▶ [SELECTED EXTRACT]:
################
Output per hour worked in the UK was 18 percentage points below the average for the remaining six members of the G7 group of industrial nations in 2014, the Office for National Statistics said.
The gap – up one percentage point on the previous year – was the widest since 1991 and showed a particularly marked deterioration since the onset of the financial crisis and deep recession of 2007-09. The shortfall was slightly smaller than the 20-point gap reported in the ONS’s preliminary estimates released in September 2015.

Competitiveness, Strategy....














Competitiveness

The World Economic Forum lists the following indicators of competitiveness:
  1. Effective institutions - which create an economic environment in which businesses can develop, and consumers have confidence. These should be ‘sound, honest and fair’.
  2. Effective infrastructure – which provides effective transport and energy supplies.
  3. A sound macro-economic environment, including sound public finances, and low and stable inflation.
  4. A healthy and educated labour force, with an emphasis on higher education, and the continuous upgrading of skills.
  5. Efficient goods markets, with high levels of competition, and low levels of regulation.
  6. Efficient labour markets, which are flexible, and provide effective incentives to work and effort.
  7. An effective financial market, which provides a continuous flow of capital to business, effectively manages financial risk, and is trustworthy and transparent.
  8. The ‘readiness’ of firms to adopt new technology.
################
▶ [ASSIGNED TASK]: Quote the part of the passage on UK productivity and competitiveness that opens with the words "3. A sound macro-economic" and closes with "upgrading of skills.".

▶ [SUPPLIED ENTRIES]:
################
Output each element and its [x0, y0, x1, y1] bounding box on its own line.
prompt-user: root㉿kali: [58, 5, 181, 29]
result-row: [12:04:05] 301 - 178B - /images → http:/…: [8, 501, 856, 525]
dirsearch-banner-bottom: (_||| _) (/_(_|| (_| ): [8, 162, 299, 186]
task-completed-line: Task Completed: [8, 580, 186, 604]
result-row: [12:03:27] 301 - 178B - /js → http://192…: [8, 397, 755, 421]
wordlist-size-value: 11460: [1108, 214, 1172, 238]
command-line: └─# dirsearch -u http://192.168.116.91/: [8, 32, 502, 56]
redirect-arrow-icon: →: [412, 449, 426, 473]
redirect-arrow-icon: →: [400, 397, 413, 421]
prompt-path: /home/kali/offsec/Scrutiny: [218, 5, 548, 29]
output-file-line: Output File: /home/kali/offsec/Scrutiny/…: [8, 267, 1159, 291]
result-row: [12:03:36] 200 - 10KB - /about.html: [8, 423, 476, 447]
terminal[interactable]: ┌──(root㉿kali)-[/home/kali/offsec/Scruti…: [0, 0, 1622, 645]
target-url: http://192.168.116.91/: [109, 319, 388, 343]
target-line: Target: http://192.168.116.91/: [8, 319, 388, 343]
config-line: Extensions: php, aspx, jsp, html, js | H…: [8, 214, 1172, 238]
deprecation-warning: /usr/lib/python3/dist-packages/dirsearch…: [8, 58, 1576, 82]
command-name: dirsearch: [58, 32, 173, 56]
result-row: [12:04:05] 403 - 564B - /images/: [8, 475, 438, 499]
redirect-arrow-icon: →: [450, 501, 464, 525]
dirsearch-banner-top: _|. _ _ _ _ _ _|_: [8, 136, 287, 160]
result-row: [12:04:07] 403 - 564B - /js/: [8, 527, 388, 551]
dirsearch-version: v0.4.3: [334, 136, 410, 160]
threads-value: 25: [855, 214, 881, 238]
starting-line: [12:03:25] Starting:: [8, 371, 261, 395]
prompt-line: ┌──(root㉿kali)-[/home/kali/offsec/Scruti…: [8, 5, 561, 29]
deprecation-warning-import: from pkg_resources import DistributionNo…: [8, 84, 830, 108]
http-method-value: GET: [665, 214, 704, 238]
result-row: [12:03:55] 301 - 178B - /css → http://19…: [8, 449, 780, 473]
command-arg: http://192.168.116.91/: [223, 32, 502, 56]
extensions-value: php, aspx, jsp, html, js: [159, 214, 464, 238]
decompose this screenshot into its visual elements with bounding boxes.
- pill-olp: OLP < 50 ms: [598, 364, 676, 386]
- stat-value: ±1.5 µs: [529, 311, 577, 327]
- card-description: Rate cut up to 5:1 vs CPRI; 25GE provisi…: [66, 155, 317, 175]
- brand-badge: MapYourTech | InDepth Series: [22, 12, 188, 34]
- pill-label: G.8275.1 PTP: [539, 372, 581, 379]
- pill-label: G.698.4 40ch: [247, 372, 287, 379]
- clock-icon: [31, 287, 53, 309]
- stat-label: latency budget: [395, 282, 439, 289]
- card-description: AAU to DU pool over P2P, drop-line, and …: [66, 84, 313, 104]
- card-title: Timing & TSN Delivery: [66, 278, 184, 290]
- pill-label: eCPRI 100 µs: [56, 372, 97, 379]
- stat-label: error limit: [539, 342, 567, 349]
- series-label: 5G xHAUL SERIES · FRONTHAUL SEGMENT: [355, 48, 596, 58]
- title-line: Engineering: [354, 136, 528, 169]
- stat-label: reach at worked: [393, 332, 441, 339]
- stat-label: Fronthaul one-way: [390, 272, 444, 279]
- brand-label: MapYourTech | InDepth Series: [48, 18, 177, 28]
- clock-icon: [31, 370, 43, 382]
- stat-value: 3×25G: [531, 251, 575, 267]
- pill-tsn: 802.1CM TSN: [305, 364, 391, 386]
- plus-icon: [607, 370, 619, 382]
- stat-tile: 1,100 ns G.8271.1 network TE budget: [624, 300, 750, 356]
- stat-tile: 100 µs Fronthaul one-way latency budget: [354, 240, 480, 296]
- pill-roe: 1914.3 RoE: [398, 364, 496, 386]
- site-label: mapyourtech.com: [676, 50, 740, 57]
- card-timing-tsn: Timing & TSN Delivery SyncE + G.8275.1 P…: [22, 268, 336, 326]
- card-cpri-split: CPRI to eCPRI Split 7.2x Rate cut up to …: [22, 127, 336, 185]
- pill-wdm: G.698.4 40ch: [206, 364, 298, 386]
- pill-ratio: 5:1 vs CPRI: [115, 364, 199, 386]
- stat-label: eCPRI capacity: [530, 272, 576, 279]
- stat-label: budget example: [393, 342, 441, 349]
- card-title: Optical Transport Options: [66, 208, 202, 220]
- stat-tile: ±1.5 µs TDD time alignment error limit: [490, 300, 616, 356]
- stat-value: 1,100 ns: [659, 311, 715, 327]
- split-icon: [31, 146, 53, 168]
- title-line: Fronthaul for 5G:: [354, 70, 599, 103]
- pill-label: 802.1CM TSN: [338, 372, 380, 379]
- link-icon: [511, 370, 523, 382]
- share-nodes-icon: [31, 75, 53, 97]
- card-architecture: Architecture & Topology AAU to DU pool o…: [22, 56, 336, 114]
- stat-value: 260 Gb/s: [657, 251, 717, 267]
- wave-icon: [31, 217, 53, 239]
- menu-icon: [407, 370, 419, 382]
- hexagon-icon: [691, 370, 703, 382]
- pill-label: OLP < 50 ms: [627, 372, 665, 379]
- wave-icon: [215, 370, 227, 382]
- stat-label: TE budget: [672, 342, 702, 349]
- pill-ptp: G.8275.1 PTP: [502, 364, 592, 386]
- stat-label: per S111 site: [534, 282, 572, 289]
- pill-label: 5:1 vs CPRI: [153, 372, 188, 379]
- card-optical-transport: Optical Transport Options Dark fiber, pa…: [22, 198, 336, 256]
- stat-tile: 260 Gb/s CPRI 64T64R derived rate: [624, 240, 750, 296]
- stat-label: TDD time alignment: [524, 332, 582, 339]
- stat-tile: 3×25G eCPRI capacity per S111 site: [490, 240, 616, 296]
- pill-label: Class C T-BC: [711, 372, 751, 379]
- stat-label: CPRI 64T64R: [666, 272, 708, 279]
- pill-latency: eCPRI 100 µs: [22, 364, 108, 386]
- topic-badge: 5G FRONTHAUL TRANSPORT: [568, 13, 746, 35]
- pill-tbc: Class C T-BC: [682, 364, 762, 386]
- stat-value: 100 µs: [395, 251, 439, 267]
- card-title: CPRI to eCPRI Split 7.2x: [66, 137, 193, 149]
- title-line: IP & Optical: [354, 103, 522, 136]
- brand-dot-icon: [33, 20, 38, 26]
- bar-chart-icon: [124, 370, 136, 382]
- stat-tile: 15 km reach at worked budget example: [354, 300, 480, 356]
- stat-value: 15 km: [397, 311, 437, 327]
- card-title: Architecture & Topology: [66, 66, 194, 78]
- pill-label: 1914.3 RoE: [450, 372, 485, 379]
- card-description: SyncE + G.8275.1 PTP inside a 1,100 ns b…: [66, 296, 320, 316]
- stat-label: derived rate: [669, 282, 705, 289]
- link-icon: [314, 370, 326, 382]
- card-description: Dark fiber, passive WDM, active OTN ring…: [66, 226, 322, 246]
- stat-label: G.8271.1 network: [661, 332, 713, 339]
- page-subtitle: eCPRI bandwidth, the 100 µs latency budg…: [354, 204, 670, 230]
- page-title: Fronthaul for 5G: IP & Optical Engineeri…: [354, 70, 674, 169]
################
▶ [RESPONSE TO THIS TASK]:
3. A sound macro-economic environment, including sound public finances, and low and stable inflation.
  4. A healthy and educated labour force, with an emphasis on higher education, and the continuous upgrading of skills.